Aggregator Pattern - part 4
At the end of Part 3 my aggregation implementation was being processed within a transaction.
Processing incomplete aggregations
My simple aggregation function, which has been the same since Part 1 looks like this:
func Strategy(evt *SecurityNotification, s Aggregation) (*AggregateNotification, Aggregation) {
s = append(s, evt)
if len(s) == 3 OR evt.PRIORITY == HIGH {
return &AggregateNotification{
Notifications: s,
}, nil
}
return nil, s
}
This emits a notification if it receives 3 notifications, or if the event it receives is HIGH priority.
This means I can have aggregations that are not complete, and may never complete, depending on your requirements, this might not be an issue, but for the purposes of this example, I’m going to say that I want a notification if there are unreleased notifications after three hours, there are lots of options here, it might be that incomplete aggregations should be deleted if they never complete, or perhaps not receiving an aggregation for a period is a notifiable error case.
First off, I need to make some changes to extend the model to make things a bit easier.
Extending the aggregation model
This requires some changes in the Aggregation
model I’ve been using since part 1.
type Aggregation struct {
Email string
LastUpdated time.Time
Notifications []*SecurityNotification
}
I could work out the LastUpdated
time by sorting the Timestamp
fields on the included notifications (I could do this for the Email
too), but this is a bit more explicit.
With this, I need to write the new business logic to handle what to do when checking an Aggregation
without an event.
func Strategy(evt *SecurityNotification, s *Aggregation) (*AggregateNotification, *Aggregation) {
s.Notifications = append(s.Notifications, evt)
if len(s.Notifications) == 3 || evt.Priority == HIGH {
return aggregationToNotification(s), nil
}
return nil, s
}
func StrategyWithoutNotification(s *Aggregation) (*AggregateNotification, *Aggregation) {
cutOffTime := clock().Add(time.Hour * -3)

[Tasks]
a. For each statement, say yes or no based on the aggregator pattern post, and quote the words that decide it: (i) The original aggregation function emits a notification after receiving 3 notifications. (ii) The author wants a notification when unreleased notifications remain after one hour. (iii) The extended Aggregation model has a LastUpdated field.
b. Return everything in the aggregator pattern post from "This means I" down to "since part 1.".
c. Write the next part of the aggregator pattern post, starting after its last line.
The listing has no connection to the aggregator pattern post.

[Provided information]
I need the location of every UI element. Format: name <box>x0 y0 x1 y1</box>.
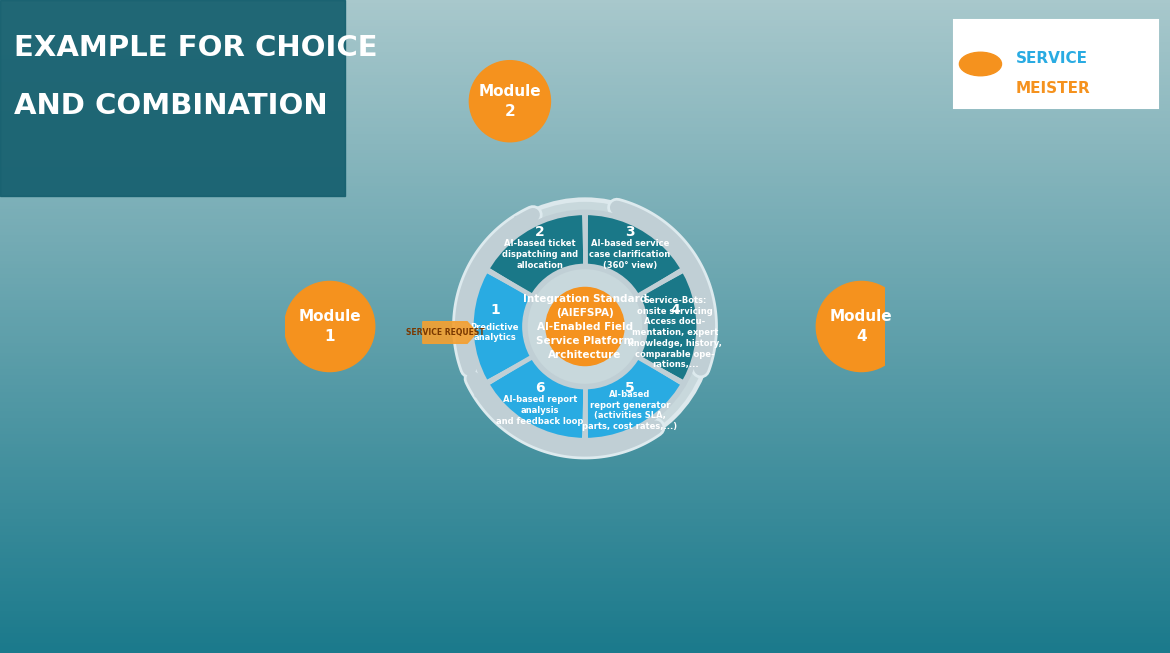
Circle shape <box>469 61 550 142</box>
Wedge shape <box>638 272 700 381</box>
Polygon shape <box>422 322 477 343</box>
Circle shape <box>546 287 624 366</box>
Text: 1: 1 <box>490 303 500 317</box>
Wedge shape <box>586 358 682 441</box>
Text: EXAMPLE FOR CHOICE: EXAMPLE FOR CHOICE <box>14 33 378 61</box>
Text: Predictive
analytics: Predictive analytics <box>470 323 519 342</box>
Text: Module
2: Module 2 <box>479 84 542 119</box>
Circle shape <box>959 52 1002 76</box>
Text: 3: 3 <box>625 225 635 239</box>
Text: Service-Bots:
onsite servicing
Access docu-
mentation, expert
knowledge, history: Service-Bots: onsite servicing Access do… <box>628 296 722 369</box>
Text: 2: 2 <box>535 225 545 239</box>
Text: Module
1: Module 1 <box>298 309 362 344</box>
Text: 5: 5 <box>625 381 635 395</box>
Wedge shape <box>488 358 584 441</box>
Circle shape <box>284 281 374 372</box>
Bar <box>0 0 345 196</box>
Wedge shape <box>488 212 584 295</box>
Wedge shape <box>470 272 532 381</box>
Text: AI-based
report generator
(activities SLA,
parts, cost rates,...): AI-based report generator (activities SL… <box>583 390 677 431</box>
Text: Module
4: Module 4 <box>830 309 893 344</box>
Text: Integration Standard
(AIEFSPA)
AI-Enabled Field
Service Platform
Architecture: Integration Standard (AIEFSPA) AI-Enable… <box>523 293 647 360</box>
Circle shape <box>456 197 714 456</box>
Text: AI-based report
analysis
and feedback loop: AI-based report analysis and feedback lo… <box>496 395 584 426</box>
Text: AI-based service
case clarification
(360° view): AI-based service case clarification (360… <box>590 239 670 270</box>
Circle shape <box>460 202 710 451</box>
Text: SERVICE: SERVICE <box>1016 52 1088 66</box>
Bar <box>954 20 1158 108</box>
Circle shape <box>817 281 907 372</box>
Text: AI-based ticket
dispatching and
allocation: AI-based ticket dispatching and allocati… <box>502 239 578 270</box>
Text: AND COMBINATION: AND COMBINATION <box>14 92 328 120</box>
Text: 4: 4 <box>670 303 680 317</box>
Text: SERVICE REQUEST: SERVICE REQUEST <box>406 328 484 337</box>
Wedge shape <box>586 212 682 295</box>
Text: MEISTER: MEISTER <box>1016 81 1090 95</box>
Text: 6: 6 <box>535 381 545 395</box>
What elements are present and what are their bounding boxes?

[Exercise results]
a.
(i) Yes: "This emits a notification if it receives 3 notifications, or if the event it receives is HIGH priority."
(ii) No: "I want a notification if there are unreleased notifications after three hours"
(iii) Yes: "LastUpdated time.Time"

b.
This means I can have aggregations that are not complete, and may never complete, depending on your requirements, this might not be an issue, but for the purposes of this example, I’m going to say that I want a notification if there are unreleased notifications after three hours, there are lots of options here, it might be that incomplete aggregations should be deleted if they never complete, or perhaps not receiving an aggregation for a period is a notifiable error case.
First off, I need to make some changes to extend the model to make things a bit easier.
Extending the aggregation model
This requires some changes in the Aggregation
model I’ve been using since part 1.

c.
if cutOffTime.Before(s.LastUpdated) {
return nil, s
}
if len(s.Notifications) > 0 {
return aggregationToNotification(s), nil
}
return nil, nil
}
func aggregationToNotification(s *Aggregation) *AggregateNotification {
return &AggregateNotification{
Email: s.Email,
Notifications: s.Notifications,
}
}
StrategyWithoutNotification
looks to see if the last update time was more than 3 hours ago, if it’s not, then it can return the existing state, and no notification.
If there are unsent notifications, then it sends them, and updates the new state to nil
, otherwise it just updates the new state to nil
.
Processing aggregations without events
With badger, I can iterate over the aggregations fairly easily, it grabs a read/write transaction and iterates over the matching keys, this is why having a key prefix is really useful.
func (a *AggregateStore) ProcessAggregations(p AggregationProcessor) error {
err := a.db.Update(func(txn *badger.Txn) error {
it := txn.NewIterator(badger.DefaultIteratorOptions)
defer it.Close()
prefix := []byte(defaultPrefix)
for it.Seek(prefix); it.ValidForPrefix(prefix); it.Next() {
item := it.Item()
err := processAggregation(txn, item, item.Key(), p)
if err != nil {
return err
}
}
return nil
})
return err
}
AggregationProcessor
is an interface that looks like this:
// AggregationProcessor handles bulk aggregation processing.
//
// There is no new event in this case, if it returns nil, then the existing
// aggregation state can be removed from the aggregation store.
type AggregationProcessor interface {
ProcessWithoutEvent(*Aggregation) (*Aggregation, error)
}
Most of the magic in ProcessAggregations
is in the processAggregation
function:
func processAggregation(txn *badger.Txn, item *badger.Item, key []byte, p AggregationProcessor) error {
err := item.Value(func(v []byte) error {
state, err := unmarshal(v)
if err != nil {
return err
}
newState, err := p.Process(state)
if err != nil {
return err
}
if newState == nil {
return txn.Delete(key)
}
return nil
})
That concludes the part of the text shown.